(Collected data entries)
----

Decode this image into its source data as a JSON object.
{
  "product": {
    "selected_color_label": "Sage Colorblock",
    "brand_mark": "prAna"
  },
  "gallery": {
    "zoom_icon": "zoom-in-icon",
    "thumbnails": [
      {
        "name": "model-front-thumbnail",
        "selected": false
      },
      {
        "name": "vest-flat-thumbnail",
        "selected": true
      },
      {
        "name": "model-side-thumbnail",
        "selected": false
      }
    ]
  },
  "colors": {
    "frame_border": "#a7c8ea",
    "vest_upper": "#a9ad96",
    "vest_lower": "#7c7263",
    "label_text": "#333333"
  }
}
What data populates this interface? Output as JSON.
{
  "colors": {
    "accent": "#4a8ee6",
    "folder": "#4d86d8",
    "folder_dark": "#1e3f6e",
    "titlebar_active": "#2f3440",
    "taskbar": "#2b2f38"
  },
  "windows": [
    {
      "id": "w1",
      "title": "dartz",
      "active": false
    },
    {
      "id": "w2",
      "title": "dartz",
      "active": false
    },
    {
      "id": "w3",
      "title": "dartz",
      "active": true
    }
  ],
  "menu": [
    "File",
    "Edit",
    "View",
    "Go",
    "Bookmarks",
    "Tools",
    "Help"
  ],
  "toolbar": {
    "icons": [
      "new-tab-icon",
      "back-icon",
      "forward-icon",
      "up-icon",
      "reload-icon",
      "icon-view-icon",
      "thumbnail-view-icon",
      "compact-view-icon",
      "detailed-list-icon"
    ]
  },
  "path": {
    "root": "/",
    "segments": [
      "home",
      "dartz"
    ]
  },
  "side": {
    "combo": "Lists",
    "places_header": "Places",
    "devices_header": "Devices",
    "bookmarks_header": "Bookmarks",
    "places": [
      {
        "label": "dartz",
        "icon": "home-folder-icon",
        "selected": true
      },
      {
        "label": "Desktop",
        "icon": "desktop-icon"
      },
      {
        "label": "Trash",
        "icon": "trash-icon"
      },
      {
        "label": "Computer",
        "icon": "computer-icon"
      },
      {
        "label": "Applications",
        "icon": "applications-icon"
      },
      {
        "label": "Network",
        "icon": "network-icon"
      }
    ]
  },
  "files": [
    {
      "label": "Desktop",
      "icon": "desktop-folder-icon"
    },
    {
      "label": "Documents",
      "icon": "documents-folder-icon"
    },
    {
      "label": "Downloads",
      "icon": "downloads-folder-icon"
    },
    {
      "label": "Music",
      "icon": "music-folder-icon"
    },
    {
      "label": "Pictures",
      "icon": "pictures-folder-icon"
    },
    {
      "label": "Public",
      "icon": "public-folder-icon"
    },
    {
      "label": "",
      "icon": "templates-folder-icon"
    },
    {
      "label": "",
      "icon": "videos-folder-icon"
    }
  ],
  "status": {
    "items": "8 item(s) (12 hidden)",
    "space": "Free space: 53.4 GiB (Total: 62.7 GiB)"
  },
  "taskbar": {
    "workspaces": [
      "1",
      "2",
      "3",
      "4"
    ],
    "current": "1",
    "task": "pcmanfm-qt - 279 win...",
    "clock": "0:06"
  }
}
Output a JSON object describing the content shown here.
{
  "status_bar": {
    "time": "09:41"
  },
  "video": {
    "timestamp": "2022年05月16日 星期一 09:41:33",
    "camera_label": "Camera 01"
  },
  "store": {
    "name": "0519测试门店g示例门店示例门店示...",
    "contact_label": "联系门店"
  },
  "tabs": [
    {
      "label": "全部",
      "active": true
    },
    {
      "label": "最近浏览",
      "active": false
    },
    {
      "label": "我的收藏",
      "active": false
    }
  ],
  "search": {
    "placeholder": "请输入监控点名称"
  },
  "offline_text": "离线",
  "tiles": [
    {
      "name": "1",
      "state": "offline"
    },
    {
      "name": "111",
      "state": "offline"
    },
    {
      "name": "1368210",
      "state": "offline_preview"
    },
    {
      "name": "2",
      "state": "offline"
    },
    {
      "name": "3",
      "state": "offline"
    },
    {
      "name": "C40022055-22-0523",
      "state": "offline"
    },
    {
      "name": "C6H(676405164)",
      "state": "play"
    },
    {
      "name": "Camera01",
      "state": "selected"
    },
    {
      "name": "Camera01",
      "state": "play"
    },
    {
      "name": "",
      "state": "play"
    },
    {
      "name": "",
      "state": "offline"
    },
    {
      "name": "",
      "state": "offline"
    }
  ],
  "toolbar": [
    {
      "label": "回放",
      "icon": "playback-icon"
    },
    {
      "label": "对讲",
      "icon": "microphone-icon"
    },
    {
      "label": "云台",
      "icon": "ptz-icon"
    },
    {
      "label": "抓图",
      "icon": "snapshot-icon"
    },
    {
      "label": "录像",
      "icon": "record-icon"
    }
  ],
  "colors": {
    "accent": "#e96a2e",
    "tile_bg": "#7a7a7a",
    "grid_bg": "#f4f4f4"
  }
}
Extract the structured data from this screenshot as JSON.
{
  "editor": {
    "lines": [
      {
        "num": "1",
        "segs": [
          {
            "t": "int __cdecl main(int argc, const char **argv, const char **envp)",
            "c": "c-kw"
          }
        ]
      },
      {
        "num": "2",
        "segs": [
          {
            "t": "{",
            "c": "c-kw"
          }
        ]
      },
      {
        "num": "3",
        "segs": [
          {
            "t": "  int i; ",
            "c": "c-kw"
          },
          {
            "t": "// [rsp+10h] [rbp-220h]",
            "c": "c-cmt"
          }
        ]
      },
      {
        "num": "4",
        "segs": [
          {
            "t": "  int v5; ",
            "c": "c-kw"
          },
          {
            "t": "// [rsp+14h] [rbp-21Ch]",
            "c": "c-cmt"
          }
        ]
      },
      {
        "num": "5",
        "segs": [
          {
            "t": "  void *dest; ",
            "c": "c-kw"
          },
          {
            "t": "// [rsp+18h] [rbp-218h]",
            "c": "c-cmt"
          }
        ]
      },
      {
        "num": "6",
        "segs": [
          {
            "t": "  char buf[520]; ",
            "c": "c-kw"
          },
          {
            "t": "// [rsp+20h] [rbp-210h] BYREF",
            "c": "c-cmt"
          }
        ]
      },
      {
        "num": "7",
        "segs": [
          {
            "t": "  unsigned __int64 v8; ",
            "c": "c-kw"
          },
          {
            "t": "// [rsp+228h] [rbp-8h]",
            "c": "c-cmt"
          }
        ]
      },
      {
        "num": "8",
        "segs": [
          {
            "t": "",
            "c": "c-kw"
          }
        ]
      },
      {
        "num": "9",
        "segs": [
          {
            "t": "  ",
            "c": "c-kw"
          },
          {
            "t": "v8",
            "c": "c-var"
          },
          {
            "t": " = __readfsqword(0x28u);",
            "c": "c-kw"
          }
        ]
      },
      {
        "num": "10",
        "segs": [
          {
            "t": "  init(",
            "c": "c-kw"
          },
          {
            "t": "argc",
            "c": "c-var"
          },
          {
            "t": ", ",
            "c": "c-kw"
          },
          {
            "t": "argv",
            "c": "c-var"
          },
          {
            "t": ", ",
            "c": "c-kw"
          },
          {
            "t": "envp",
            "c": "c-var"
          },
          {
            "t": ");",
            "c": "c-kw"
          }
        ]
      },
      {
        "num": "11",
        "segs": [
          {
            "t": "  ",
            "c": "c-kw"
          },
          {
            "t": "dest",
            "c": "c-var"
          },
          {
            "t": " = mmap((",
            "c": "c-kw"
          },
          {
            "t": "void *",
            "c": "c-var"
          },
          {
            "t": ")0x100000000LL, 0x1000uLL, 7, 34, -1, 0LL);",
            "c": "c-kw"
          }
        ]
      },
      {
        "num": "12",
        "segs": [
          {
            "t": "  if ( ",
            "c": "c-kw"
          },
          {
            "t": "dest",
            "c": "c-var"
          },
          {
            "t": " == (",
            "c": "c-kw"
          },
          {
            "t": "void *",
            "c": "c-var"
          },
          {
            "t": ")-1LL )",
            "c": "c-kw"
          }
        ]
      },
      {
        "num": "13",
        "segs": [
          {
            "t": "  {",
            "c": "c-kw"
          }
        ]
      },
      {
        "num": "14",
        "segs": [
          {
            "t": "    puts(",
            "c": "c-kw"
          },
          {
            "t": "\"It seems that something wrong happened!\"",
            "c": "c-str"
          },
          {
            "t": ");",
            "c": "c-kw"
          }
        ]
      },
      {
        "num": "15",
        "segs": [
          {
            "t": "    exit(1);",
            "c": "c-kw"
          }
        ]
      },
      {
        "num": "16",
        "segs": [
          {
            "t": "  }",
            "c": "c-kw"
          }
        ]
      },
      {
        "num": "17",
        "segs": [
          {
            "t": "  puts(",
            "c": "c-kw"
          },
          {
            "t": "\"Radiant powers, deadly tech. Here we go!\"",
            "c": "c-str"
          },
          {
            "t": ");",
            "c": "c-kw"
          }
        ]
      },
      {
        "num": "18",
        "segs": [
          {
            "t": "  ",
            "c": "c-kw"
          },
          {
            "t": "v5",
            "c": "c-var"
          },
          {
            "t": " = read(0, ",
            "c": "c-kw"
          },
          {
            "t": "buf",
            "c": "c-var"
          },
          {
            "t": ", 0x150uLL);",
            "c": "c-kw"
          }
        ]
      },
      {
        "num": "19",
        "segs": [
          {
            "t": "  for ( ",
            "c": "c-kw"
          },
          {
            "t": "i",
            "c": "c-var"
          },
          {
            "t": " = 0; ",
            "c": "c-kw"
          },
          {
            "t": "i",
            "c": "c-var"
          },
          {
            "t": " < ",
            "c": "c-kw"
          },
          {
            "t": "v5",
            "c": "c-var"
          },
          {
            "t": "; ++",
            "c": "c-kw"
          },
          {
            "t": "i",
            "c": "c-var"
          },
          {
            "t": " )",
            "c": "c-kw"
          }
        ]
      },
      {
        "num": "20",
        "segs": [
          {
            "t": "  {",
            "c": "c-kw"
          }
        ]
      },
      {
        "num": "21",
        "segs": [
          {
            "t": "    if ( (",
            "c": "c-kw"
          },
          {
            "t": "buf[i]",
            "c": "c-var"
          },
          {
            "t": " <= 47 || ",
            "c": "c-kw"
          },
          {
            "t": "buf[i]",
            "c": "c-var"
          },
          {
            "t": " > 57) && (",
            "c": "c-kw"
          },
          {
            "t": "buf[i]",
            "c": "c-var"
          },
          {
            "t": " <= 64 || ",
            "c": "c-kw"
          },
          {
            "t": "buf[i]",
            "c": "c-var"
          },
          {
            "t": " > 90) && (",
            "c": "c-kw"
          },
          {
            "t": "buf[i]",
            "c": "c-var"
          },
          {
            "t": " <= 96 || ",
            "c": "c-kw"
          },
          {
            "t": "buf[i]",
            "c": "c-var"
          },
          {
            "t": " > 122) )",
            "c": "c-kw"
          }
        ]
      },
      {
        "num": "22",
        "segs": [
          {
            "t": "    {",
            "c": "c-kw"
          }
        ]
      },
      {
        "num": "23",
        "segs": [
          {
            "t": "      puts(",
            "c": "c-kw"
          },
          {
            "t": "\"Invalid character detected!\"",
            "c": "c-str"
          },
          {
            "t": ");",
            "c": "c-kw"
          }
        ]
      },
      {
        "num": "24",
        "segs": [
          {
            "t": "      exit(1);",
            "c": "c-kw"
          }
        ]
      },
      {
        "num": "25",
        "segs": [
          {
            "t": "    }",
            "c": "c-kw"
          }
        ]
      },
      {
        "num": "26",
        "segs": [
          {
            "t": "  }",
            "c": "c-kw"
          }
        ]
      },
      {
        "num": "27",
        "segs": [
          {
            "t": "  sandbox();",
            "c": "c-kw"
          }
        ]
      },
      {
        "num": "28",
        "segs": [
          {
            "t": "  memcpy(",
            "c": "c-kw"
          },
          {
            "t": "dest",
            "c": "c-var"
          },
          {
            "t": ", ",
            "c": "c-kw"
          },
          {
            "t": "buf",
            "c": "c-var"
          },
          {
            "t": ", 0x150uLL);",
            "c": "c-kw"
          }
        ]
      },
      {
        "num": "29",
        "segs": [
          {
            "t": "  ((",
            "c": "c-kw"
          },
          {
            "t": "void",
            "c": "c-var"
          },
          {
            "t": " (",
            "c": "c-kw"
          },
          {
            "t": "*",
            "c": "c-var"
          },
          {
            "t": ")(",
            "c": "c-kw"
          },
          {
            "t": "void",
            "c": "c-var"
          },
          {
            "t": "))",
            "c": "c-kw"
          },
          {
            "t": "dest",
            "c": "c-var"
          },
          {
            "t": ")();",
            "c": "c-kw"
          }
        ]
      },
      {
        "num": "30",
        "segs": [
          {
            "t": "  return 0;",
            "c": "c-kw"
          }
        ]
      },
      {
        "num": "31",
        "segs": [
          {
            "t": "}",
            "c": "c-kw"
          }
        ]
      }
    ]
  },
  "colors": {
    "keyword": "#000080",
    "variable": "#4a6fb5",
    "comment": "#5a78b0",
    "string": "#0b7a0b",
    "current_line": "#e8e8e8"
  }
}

----

■ SET TASK
Choose all lines containing the string "Bookmarks" and copy them out.

■ WORKED SOLUTION
    "Bookmarks",
    "bookmarks_header": "Bookmarks",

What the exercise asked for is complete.